§ **Provided data**
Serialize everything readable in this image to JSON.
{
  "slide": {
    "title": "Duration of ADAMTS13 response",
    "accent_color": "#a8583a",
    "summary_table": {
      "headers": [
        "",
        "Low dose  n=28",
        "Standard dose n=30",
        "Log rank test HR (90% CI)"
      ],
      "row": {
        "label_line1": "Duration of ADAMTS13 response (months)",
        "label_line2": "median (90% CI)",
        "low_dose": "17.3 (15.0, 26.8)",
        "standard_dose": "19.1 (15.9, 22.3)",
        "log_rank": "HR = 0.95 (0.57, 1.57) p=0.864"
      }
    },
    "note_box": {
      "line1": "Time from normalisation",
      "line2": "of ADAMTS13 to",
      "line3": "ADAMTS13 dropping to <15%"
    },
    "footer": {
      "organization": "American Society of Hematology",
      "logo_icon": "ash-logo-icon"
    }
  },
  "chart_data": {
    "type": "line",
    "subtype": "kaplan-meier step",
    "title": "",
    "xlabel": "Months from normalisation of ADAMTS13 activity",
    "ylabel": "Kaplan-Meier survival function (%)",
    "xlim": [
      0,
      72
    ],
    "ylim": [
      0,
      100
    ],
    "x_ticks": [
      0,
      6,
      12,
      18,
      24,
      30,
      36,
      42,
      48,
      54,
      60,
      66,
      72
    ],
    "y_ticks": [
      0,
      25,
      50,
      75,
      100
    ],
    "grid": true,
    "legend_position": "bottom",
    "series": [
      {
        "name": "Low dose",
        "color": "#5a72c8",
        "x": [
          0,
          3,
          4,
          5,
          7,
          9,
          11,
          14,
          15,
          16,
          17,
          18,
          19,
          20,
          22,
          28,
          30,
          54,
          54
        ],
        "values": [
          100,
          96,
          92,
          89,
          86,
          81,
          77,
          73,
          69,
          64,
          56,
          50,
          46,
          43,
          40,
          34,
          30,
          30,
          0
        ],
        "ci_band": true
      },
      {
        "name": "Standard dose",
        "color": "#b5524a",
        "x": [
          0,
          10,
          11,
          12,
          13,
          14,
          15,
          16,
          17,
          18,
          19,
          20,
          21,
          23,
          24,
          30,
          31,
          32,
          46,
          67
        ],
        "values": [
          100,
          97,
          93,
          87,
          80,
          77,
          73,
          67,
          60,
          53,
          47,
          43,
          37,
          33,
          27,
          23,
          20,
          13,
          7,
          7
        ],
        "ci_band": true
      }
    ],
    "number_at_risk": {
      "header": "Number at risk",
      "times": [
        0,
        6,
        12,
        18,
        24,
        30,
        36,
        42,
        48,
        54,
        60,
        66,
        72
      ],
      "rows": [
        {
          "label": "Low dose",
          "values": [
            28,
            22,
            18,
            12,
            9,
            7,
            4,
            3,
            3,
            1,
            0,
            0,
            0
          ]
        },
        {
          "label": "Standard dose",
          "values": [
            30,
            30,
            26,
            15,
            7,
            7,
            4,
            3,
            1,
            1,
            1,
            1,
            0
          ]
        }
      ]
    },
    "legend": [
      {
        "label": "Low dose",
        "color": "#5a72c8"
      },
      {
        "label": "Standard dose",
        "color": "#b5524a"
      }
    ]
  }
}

§ **Task objective**
Out of the material above, gather each line where "response" appears.

§ **Result of this exercise**
    "title": "Duration of ADAMTS13 response",
        "label_line1": "Duration of ADAMTS13 response (months)",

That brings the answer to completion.